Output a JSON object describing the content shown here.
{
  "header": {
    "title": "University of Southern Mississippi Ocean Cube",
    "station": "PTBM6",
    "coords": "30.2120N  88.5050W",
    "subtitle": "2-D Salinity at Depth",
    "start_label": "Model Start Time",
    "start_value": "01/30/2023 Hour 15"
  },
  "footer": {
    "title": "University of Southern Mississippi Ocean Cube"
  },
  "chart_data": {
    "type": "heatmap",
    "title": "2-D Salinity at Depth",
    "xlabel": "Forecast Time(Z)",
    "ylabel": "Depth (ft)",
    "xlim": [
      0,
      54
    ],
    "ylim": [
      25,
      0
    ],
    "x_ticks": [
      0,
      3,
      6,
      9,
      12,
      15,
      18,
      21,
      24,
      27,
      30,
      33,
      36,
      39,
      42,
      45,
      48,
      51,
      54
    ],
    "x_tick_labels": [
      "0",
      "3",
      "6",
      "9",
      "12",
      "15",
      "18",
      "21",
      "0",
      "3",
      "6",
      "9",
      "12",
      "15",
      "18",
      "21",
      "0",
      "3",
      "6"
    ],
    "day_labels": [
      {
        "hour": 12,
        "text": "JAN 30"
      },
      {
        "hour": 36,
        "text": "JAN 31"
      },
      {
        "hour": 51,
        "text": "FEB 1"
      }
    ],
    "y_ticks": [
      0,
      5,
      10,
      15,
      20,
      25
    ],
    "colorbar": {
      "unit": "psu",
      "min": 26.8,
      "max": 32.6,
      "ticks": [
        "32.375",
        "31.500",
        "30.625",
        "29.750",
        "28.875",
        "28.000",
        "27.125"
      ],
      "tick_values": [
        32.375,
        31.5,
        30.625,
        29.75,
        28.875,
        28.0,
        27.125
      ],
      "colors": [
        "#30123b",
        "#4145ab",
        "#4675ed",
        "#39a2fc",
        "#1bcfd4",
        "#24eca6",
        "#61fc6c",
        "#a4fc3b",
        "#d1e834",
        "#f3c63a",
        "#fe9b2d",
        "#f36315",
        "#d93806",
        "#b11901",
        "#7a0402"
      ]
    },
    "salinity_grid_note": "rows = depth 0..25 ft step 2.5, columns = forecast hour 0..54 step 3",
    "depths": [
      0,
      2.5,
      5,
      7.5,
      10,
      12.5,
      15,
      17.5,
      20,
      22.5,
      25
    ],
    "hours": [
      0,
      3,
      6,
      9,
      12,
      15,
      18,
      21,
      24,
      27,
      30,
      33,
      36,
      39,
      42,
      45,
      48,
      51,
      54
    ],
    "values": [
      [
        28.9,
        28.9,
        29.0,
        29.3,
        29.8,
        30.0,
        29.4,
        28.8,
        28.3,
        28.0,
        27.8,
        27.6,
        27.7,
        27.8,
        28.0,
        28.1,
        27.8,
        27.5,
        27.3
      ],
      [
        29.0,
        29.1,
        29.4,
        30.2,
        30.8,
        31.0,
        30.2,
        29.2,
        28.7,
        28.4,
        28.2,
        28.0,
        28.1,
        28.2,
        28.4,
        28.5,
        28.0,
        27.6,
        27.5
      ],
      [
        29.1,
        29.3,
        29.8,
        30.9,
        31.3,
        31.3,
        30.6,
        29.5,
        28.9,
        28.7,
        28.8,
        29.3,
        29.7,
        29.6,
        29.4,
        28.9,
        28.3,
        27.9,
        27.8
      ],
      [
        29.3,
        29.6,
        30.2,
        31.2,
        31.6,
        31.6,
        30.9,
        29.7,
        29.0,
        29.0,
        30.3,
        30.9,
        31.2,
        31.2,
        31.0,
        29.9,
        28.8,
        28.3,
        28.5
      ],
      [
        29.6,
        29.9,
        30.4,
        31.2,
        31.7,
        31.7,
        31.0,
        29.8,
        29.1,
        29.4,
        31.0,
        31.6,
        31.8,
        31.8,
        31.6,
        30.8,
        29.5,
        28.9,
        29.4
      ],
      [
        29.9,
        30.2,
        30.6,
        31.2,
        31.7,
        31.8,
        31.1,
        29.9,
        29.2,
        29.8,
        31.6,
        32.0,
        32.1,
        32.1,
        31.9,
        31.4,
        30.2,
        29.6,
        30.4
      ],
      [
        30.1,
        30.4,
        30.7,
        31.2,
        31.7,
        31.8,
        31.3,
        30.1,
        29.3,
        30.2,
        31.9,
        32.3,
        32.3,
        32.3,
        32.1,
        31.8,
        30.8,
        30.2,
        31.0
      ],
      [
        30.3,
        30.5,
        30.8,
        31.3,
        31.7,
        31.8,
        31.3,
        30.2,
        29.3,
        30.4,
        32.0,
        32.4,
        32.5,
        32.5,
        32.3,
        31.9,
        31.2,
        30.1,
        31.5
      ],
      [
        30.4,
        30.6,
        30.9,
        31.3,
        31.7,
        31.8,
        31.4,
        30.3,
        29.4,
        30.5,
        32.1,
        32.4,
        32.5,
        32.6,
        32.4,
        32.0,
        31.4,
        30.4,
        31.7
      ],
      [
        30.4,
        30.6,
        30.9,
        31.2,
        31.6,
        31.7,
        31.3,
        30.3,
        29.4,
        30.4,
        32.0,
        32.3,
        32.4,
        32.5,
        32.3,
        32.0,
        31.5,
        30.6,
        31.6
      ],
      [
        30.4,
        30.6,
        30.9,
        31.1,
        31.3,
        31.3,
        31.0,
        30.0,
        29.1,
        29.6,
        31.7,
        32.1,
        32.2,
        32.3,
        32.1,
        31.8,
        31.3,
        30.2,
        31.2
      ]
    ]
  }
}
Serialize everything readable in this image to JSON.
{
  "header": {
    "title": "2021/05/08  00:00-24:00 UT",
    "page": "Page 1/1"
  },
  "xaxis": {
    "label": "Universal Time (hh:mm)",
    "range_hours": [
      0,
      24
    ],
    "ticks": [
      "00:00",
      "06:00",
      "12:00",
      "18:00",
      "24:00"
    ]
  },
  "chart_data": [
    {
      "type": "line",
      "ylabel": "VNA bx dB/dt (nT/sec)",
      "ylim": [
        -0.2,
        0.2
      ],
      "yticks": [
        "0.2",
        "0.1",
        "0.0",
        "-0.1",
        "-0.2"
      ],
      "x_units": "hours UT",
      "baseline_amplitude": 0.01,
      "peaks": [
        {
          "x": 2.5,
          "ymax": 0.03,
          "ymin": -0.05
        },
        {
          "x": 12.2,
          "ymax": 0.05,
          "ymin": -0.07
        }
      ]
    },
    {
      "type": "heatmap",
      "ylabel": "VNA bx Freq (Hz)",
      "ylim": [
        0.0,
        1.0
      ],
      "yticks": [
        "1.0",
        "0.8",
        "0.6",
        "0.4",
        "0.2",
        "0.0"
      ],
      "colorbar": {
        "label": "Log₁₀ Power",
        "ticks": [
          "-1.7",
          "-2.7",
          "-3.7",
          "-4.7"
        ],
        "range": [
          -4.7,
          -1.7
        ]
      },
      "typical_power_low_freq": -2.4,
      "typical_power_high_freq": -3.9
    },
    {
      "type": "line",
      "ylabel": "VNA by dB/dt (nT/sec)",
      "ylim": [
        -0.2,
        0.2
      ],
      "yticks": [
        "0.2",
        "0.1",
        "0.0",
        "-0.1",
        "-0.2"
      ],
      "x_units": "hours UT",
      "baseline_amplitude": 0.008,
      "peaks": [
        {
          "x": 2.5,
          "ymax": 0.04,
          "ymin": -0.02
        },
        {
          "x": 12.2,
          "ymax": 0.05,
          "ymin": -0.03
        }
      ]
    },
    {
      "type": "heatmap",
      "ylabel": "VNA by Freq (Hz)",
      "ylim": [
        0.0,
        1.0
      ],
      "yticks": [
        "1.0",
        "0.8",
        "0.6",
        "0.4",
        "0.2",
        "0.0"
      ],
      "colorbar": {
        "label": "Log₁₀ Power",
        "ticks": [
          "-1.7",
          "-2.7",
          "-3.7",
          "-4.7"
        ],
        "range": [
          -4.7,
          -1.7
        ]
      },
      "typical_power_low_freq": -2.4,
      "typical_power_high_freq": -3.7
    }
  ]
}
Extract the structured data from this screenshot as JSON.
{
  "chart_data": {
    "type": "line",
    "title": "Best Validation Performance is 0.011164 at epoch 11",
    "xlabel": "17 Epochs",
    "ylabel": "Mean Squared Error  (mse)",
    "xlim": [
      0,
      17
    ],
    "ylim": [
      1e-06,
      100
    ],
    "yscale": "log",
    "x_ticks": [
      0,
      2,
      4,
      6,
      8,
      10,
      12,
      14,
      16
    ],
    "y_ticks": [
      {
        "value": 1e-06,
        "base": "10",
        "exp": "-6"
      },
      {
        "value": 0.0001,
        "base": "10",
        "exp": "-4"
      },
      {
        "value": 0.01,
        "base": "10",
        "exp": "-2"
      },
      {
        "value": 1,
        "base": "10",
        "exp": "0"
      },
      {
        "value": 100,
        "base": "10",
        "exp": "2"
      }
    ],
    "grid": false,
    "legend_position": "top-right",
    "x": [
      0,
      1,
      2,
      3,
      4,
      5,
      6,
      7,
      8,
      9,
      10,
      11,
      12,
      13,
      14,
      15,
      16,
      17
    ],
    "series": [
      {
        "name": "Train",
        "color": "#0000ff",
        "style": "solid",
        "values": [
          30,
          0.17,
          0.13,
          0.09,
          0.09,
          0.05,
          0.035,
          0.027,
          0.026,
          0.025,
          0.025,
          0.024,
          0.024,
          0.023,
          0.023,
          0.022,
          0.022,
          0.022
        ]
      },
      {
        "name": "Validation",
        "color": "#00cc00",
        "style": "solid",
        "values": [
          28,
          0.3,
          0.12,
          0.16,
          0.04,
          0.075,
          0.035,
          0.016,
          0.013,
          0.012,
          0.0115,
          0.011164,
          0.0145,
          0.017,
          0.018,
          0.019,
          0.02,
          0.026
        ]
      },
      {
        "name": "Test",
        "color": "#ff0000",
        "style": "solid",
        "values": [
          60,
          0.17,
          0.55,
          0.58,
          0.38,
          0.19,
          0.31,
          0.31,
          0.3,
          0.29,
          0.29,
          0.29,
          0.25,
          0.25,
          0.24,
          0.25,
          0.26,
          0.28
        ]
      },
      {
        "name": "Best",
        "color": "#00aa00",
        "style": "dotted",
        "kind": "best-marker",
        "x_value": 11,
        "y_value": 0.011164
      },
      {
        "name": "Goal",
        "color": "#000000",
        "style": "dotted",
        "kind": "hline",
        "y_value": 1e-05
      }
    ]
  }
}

> _The task_
Read through the data and copy every line where "Ocean" shows up.

> _Task result_
    "title": "University of Southern Mississippi Ocean Cube",
    "title": "University of Southern Mississippi Ocean Cube"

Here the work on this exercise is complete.